(Chart and figure data)
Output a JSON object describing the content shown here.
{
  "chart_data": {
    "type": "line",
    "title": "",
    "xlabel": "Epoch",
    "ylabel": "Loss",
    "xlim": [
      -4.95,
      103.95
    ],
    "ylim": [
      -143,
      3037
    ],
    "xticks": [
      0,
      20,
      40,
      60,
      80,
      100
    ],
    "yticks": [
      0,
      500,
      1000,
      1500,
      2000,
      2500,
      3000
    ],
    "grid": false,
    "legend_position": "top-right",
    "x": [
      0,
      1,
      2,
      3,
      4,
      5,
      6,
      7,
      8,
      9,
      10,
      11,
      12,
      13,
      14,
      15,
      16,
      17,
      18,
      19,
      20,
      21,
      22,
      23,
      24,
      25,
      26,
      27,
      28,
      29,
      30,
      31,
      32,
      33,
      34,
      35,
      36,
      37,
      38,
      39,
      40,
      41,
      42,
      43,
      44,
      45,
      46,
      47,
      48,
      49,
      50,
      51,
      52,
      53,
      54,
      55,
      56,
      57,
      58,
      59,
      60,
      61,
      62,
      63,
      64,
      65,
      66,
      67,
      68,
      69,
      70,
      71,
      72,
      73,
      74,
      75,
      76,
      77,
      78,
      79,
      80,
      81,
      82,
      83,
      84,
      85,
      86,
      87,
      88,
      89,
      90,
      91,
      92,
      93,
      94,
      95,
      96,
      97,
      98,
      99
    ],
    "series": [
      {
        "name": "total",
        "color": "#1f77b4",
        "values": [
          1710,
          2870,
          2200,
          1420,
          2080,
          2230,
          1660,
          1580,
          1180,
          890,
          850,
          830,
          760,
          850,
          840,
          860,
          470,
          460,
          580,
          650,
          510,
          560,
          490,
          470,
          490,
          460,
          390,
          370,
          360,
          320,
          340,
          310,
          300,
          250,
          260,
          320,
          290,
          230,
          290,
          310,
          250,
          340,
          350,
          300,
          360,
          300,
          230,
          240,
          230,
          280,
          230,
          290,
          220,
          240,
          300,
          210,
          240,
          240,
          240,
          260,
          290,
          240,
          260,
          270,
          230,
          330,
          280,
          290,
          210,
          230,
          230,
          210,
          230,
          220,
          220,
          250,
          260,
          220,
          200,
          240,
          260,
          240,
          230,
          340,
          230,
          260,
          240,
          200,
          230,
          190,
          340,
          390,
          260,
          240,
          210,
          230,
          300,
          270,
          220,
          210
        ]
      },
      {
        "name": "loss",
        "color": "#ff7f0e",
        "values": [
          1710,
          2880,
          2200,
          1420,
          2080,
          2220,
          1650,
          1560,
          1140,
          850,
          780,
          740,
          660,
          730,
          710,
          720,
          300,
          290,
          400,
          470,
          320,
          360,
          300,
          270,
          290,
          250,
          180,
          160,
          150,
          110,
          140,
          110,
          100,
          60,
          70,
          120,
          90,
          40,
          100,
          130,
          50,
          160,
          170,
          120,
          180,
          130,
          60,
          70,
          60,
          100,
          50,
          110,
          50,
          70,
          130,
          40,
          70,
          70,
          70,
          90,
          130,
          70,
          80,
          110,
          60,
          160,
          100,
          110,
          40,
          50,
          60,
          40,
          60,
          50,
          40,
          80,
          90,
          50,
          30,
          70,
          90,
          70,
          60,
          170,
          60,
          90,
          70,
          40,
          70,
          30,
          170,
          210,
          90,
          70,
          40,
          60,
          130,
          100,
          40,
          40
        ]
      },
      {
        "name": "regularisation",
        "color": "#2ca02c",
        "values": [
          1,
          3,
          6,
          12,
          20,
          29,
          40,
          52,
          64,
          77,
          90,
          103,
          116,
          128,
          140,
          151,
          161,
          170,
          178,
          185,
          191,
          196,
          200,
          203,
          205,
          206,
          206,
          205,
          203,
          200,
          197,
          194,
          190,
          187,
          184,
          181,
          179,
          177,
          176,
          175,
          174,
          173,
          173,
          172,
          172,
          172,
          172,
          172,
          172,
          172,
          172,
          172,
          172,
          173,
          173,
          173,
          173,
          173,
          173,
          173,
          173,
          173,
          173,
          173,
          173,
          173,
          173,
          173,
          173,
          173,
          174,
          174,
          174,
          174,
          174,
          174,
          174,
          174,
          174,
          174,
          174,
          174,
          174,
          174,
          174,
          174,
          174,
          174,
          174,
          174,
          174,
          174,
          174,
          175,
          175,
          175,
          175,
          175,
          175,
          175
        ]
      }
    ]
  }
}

INSTRUCTION: Tally up how many lines in the preceding listing contain the word "color". Give nothing but the number.

SOLUTION TO THIS TASK: 3